━━━━━ RECORDED DATA ━━━━━

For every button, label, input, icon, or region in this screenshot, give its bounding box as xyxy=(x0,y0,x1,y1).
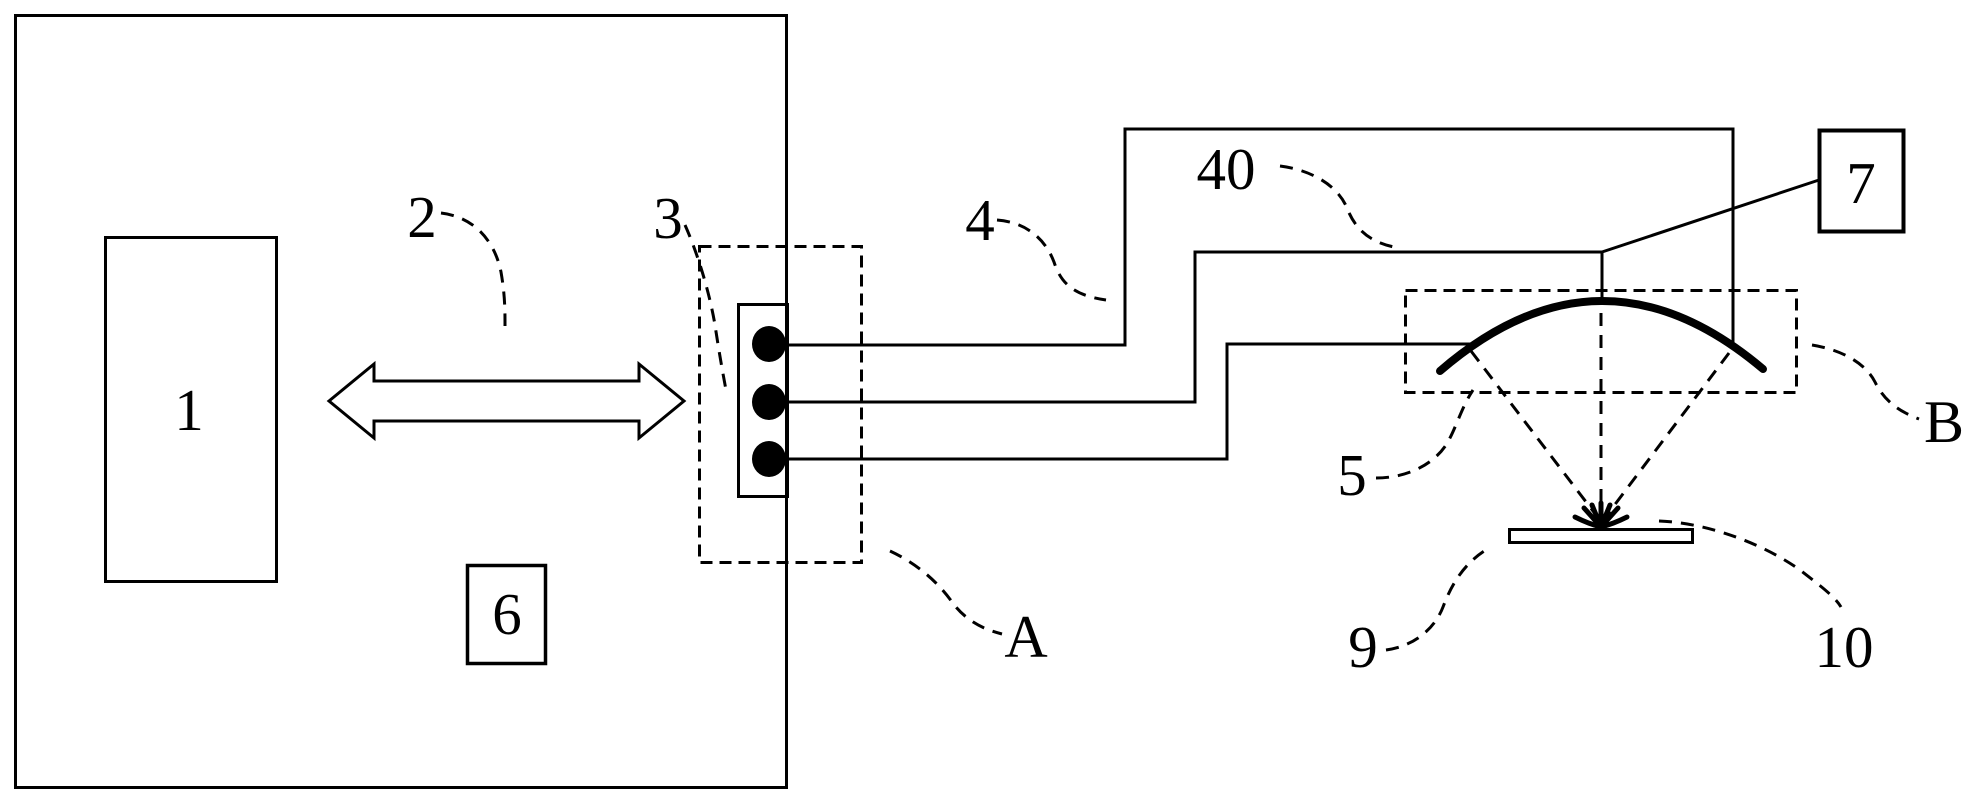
svg-text:5: 5 xyxy=(1337,442,1367,508)
connector pin dot 1 xyxy=(752,326,786,362)
concave mirror 5 xyxy=(1440,301,1763,371)
leader 9 xyxy=(1386,548,1489,650)
leader 3 xyxy=(685,225,727,395)
double arrow 2 xyxy=(329,364,684,438)
focal starburst arrow xyxy=(1575,503,1627,527)
box 6 xyxy=(468,566,546,664)
dashed ray center xyxy=(1600,313,1603,506)
wire junction drop to mirror apex xyxy=(1601,252,1604,303)
svg-text:9: 9 xyxy=(1348,614,1378,680)
wire 40 (middle, pin2 to node 7) xyxy=(787,252,1602,402)
leader 4 xyxy=(997,220,1106,300)
box 1 xyxy=(106,238,277,582)
svg-text:A: A xyxy=(1004,604,1047,670)
svg-text:3: 3 xyxy=(653,185,683,251)
leader 2 xyxy=(441,213,505,326)
box 7 xyxy=(1820,131,1904,232)
sample 9 xyxy=(1510,530,1693,543)
wire (bottom, pin3 to mirror left) xyxy=(787,344,1470,459)
dashed ray right xyxy=(1607,353,1729,515)
leader A xyxy=(890,551,1002,634)
leader 10 xyxy=(1659,521,1841,607)
svg-text:40: 40 xyxy=(1197,136,1256,202)
svg-text:10: 10 xyxy=(1815,614,1874,680)
dashed box B (mirror region) xyxy=(1406,291,1797,393)
svg-text:4: 4 xyxy=(965,187,995,253)
svg-text:2: 2 xyxy=(407,184,437,250)
connector body 3 xyxy=(739,305,788,497)
svg-text:1: 1 xyxy=(174,377,204,443)
leader 5 xyxy=(1376,390,1473,478)
connector pin dot 3 xyxy=(752,441,786,477)
svg-text:6: 6 xyxy=(492,581,522,647)
leader 40 xyxy=(1280,166,1394,247)
wire junction to box 7 (diagonal) xyxy=(1602,180,1819,252)
svg-text:7: 7 xyxy=(1846,150,1876,216)
outer enclosure box xyxy=(16,16,787,788)
wire 4 (top, pin1 to mirror right) xyxy=(787,129,1733,345)
connector pin dot 2 xyxy=(752,384,786,420)
svg-text:B: B xyxy=(1924,389,1964,455)
leader B xyxy=(1812,345,1919,419)
dashed ray left xyxy=(1471,351,1596,515)
dashed box A (connector region) xyxy=(700,247,862,563)
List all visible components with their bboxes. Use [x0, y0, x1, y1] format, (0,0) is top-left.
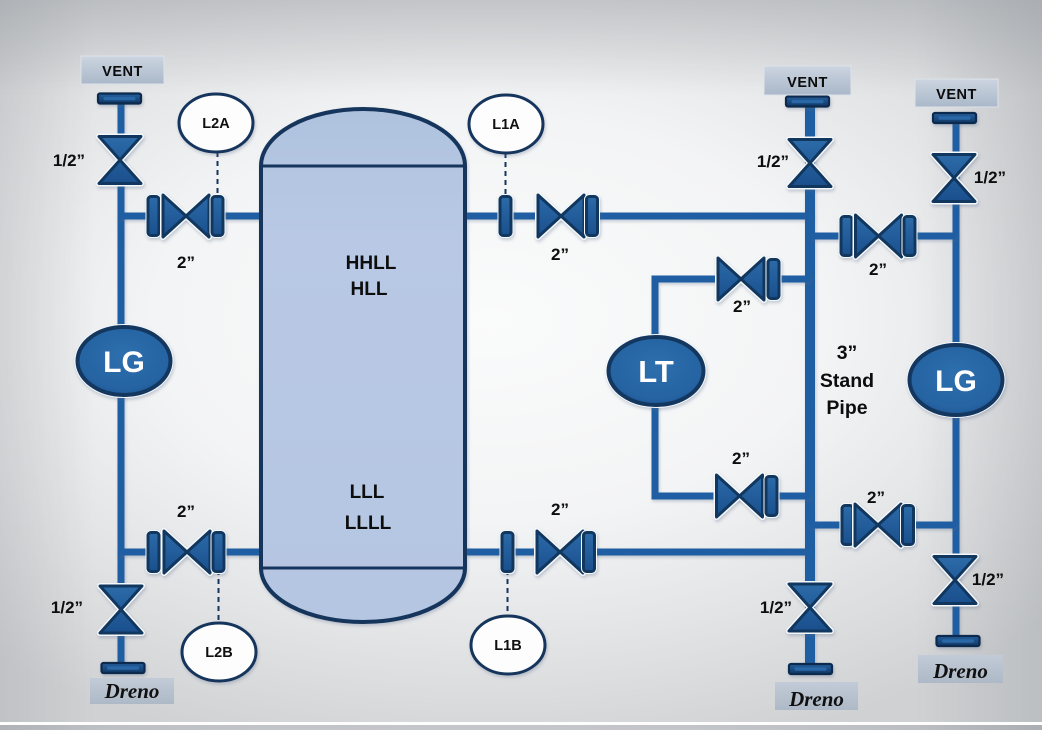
left drain cap — [102, 663, 145, 673]
svg-text:LG: LG — [935, 365, 977, 398]
bottom-left instrument pipe — [118, 549, 266, 556]
svg-text:VENT: VENT — [936, 87, 977, 103]
valve 2in bottom-right of vessel — [502, 531, 595, 573]
svg-text:2”: 2” — [867, 488, 885, 507]
drain label stand pipe — [775, 682, 858, 711]
svg-text:L1B: L1B — [494, 638, 521, 654]
svg-text:2”: 2” — [551, 245, 569, 264]
svg-text:HHLL: HHLL — [346, 253, 397, 274]
stand pipe vent cap — [786, 97, 829, 107]
svg-text:2”: 2” — [177, 253, 195, 272]
drain valve half-inch left — [100, 586, 142, 633]
upper connector pipe — [810, 233, 956, 240]
vent valve half-inch stand pipe — [789, 140, 831, 187]
svg-text:Dreno: Dreno — [788, 687, 844, 711]
drain label left — [90, 678, 174, 704]
svg-text:3”StandPipe: 3”StandPipe — [820, 342, 874, 419]
svg-text:LT: LT — [638, 354, 674, 389]
LT lower tapping pipe — [655, 400, 810, 496]
vent valve half-inch left — [99, 137, 141, 184]
top-left instrument pipe — [118, 213, 266, 220]
svg-text:1/2”: 1/2” — [51, 598, 83, 617]
svg-text:VENT: VENT — [102, 64, 143, 80]
valve 2in lower connector — [842, 504, 914, 546]
left gauge line — [118, 96, 125, 663]
svg-text:VENT: VENT — [787, 75, 828, 91]
svg-text:LG: LG — [103, 346, 145, 379]
svg-text:HLL: HLL — [351, 279, 388, 300]
svg-text:1/2”: 1/2” — [757, 152, 789, 171]
lower connector pipe — [810, 522, 956, 529]
svg-text:L1A: L1A — [492, 117, 520, 133]
svg-text:1/2”: 1/2” — [972, 570, 1004, 589]
vent valve half-inch right — [933, 155, 975, 202]
valve 2in upper connector — [841, 215, 915, 257]
svg-text:2”: 2” — [733, 297, 751, 316]
drain valve half-inch right — [934, 557, 976, 604]
svg-text:L2B: L2B — [205, 645, 232, 661]
svg-text:Dreno: Dreno — [104, 679, 160, 703]
stand pipe drain cap — [789, 664, 832, 674]
svg-text:2”: 2” — [869, 260, 887, 279]
vessel — [261, 109, 465, 622]
svg-text:LLL: LLL — [350, 482, 385, 503]
tapping point L2A — [179, 94, 253, 152]
drain label right — [918, 655, 1003, 683]
right vent cap — [933, 113, 976, 123]
LT upper tapping pipe — [655, 279, 810, 344]
svg-text:LLLL: LLLL — [345, 513, 392, 534]
tapping point L2B — [182, 623, 256, 681]
stand pipe line — [805, 100, 815, 666]
drain valve half-inch stand pipe — [789, 584, 831, 631]
L2B signal line — [218, 570, 220, 624]
svg-text:Dreno: Dreno — [932, 659, 988, 683]
bottom-right instrument pipe — [466, 549, 813, 556]
right drain cap — [937, 636, 980, 646]
valve 2in top-right of vessel — [500, 195, 598, 237]
svg-text:1/2”: 1/2” — [974, 168, 1006, 187]
valve 2in LT lower — [717, 475, 778, 517]
svg-text:2”: 2” — [551, 500, 569, 519]
left vent cap — [98, 94, 141, 104]
L1A signal line — [505, 153, 507, 198]
vent label right — [915, 79, 998, 107]
level transmitter LT — [609, 337, 704, 405]
L1B signal line — [507, 570, 509, 617]
svg-text:2”: 2” — [177, 502, 195, 521]
valve 2in top-left — [148, 195, 223, 237]
level gauge LG left — [78, 327, 171, 395]
svg-text:2”: 2” — [732, 449, 750, 468]
valve 2in LT upper — [718, 258, 779, 300]
level gauge LG right — [910, 345, 1003, 415]
svg-text:1/2”: 1/2” — [760, 598, 792, 617]
top-right instrument pipe — [466, 213, 813, 220]
vent label stand pipe — [764, 66, 851, 95]
valve 2in bottom-left — [148, 531, 224, 573]
svg-text:1/2”: 1/2” — [53, 151, 85, 170]
tapping point L1B — [471, 616, 545, 674]
tapping point L1A — [469, 95, 543, 153]
right gauge line — [953, 116, 960, 640]
L2A signal line — [217, 152, 219, 198]
svg-text:L2A: L2A — [202, 116, 230, 132]
vent label left — [81, 56, 164, 84]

━━━━━

Tally the lines in the records above that contain the string "vessel", treating case as significant. Give only the number.

--- RESPONSE ---
3